Given task = Which lines in the records below contain the word "upon"? Copy each one out.

(Recorded data)
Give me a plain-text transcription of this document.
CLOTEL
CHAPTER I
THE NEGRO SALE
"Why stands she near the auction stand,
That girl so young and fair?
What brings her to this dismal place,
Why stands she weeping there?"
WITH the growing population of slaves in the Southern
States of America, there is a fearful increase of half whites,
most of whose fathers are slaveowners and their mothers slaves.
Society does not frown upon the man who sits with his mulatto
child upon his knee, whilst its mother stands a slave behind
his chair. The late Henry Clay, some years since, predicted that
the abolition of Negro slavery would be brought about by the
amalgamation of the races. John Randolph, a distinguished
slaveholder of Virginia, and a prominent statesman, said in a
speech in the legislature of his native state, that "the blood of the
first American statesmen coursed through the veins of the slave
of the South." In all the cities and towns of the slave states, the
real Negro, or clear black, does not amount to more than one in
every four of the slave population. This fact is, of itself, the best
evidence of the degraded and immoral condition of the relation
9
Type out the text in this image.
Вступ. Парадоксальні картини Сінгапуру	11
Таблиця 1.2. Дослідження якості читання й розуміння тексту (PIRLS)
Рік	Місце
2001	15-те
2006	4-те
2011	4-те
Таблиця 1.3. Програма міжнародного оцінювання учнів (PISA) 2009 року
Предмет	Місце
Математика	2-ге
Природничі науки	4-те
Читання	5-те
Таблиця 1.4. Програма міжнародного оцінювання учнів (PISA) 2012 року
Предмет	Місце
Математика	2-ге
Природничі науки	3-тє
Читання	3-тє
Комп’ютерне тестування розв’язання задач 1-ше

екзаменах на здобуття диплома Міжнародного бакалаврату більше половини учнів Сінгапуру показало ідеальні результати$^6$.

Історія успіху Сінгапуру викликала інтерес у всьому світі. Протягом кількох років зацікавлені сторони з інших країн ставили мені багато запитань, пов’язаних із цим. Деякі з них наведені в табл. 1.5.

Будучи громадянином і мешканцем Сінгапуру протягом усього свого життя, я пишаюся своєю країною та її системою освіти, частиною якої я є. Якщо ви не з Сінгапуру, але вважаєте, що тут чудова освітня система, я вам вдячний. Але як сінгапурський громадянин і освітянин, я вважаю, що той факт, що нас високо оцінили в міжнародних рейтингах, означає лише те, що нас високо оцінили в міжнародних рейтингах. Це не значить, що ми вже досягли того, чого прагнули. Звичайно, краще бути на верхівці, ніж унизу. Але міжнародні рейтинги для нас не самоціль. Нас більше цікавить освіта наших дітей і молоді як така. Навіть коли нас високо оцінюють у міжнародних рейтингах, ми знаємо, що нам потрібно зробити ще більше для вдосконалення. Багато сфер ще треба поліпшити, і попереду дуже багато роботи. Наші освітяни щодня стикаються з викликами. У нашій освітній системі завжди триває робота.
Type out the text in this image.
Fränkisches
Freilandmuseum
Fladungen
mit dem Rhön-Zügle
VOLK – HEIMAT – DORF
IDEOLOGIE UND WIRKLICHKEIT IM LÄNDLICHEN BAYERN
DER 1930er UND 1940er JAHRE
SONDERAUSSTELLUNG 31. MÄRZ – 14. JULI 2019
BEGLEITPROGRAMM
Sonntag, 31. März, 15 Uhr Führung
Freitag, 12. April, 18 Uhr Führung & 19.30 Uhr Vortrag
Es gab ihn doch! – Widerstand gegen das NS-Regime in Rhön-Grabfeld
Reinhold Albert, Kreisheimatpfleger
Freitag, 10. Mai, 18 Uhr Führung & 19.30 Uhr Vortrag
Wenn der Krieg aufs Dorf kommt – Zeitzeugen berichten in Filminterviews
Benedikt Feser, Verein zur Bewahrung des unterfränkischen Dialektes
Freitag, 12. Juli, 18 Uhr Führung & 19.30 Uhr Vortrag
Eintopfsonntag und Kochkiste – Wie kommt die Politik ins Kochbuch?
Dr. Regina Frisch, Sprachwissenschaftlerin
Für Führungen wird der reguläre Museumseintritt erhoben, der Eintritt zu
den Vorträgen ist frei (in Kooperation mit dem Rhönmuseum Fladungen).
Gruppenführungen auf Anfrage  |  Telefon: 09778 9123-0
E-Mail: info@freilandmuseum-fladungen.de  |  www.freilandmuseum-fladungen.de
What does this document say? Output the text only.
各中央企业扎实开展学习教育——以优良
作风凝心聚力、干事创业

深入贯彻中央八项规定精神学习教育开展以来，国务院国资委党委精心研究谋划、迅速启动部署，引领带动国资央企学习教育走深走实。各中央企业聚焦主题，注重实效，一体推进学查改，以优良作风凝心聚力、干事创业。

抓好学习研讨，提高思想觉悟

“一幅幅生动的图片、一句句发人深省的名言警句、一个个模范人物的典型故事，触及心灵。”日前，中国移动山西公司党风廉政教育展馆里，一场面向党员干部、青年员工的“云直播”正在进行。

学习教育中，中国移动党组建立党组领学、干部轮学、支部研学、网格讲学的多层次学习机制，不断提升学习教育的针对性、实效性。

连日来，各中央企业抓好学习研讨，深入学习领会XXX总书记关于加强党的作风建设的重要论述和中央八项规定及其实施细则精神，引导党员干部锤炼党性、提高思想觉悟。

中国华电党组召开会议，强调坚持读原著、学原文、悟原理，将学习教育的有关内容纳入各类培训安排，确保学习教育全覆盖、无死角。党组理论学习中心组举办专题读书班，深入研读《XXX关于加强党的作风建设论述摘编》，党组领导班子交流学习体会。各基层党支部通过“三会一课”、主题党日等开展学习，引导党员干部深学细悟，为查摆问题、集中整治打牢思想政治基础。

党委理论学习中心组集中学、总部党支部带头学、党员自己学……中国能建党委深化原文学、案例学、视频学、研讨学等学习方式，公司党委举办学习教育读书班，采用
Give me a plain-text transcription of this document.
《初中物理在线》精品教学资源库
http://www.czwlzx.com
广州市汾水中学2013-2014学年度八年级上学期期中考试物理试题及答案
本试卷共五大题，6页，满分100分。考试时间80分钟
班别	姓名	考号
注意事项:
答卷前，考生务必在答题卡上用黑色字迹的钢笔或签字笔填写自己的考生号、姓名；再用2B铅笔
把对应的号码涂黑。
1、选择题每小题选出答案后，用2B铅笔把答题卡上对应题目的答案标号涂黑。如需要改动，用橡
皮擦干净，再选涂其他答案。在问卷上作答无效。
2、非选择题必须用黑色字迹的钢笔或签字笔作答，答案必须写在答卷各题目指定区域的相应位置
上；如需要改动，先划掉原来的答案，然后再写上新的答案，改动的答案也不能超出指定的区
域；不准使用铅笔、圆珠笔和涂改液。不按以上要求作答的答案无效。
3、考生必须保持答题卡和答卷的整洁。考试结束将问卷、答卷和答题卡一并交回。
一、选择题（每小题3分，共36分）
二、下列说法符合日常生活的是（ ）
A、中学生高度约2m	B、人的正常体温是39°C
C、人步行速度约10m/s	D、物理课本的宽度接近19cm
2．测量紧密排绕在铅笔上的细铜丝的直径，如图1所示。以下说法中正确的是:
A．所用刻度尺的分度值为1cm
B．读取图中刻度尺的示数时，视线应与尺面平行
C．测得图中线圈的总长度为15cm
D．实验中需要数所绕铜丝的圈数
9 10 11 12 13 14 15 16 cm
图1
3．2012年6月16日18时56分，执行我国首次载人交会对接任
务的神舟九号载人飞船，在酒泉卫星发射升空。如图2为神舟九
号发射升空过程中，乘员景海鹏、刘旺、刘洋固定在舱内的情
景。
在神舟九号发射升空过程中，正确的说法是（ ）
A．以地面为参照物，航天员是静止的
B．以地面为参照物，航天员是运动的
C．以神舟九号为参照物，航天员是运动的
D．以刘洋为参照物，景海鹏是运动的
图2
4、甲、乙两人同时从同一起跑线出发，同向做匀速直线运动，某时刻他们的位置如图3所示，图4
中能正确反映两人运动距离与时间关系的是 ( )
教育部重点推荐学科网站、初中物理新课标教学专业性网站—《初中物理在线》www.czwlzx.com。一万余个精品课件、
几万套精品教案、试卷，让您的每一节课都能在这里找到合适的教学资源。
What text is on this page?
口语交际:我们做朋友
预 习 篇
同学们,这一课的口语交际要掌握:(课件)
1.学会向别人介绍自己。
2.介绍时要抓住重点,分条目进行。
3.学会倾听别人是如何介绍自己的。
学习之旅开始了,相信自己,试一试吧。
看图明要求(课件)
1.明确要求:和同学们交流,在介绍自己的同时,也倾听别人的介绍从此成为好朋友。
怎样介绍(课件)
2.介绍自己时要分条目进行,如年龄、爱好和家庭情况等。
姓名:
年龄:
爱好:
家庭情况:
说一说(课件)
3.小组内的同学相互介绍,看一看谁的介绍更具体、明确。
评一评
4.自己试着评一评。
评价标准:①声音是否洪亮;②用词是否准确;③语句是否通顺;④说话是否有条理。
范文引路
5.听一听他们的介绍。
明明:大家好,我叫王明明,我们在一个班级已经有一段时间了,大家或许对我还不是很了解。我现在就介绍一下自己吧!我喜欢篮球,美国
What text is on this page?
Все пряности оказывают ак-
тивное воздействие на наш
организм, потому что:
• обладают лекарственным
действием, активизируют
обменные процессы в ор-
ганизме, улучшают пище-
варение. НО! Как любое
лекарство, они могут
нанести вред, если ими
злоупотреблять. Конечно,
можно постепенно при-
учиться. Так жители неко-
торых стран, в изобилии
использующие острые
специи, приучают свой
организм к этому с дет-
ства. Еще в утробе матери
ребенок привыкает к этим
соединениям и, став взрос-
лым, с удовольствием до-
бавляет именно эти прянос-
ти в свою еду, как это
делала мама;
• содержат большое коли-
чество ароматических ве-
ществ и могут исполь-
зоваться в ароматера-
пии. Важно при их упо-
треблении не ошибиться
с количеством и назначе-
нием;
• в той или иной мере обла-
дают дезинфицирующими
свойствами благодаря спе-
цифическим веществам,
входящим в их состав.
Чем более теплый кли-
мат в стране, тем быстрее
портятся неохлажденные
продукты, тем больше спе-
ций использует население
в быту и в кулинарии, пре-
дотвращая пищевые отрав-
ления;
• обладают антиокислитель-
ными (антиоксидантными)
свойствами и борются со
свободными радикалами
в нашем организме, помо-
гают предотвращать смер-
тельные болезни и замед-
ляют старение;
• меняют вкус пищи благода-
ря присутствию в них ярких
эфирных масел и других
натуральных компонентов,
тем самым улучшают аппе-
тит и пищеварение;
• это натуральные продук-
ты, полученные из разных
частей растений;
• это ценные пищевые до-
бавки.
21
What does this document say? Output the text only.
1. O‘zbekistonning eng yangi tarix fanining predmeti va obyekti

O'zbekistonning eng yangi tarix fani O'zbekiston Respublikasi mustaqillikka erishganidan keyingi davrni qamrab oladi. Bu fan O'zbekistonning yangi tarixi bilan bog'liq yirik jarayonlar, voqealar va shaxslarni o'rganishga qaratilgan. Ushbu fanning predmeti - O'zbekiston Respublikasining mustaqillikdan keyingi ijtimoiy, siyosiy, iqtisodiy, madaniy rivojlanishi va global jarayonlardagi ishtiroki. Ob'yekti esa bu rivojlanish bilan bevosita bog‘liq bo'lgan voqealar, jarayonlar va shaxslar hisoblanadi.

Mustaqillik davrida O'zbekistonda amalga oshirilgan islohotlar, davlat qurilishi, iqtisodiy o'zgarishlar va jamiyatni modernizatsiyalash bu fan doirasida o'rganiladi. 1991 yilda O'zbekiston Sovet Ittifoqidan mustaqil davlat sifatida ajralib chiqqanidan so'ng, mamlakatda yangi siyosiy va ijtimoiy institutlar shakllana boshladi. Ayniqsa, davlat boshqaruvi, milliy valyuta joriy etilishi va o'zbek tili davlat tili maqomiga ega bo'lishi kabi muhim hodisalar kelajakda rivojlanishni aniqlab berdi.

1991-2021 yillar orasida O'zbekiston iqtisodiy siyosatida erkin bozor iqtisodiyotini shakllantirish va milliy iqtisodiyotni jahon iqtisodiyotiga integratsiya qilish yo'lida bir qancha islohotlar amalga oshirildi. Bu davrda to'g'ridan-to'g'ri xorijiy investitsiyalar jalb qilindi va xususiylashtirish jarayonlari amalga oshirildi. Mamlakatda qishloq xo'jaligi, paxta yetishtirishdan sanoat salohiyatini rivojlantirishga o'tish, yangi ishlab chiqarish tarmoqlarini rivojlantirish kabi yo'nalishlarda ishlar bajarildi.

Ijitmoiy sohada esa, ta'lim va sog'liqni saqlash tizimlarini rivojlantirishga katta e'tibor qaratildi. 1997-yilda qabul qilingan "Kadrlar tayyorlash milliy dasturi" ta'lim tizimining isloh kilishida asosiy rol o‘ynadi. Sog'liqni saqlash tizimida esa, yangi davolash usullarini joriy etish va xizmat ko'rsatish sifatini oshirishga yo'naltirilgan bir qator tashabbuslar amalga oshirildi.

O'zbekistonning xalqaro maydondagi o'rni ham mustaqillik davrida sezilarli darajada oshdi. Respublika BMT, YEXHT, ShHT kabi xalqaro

Written answer =
Society does not frown upon the man who sits with his mulatto
child upon his knee, whilst its mother stands a slave behind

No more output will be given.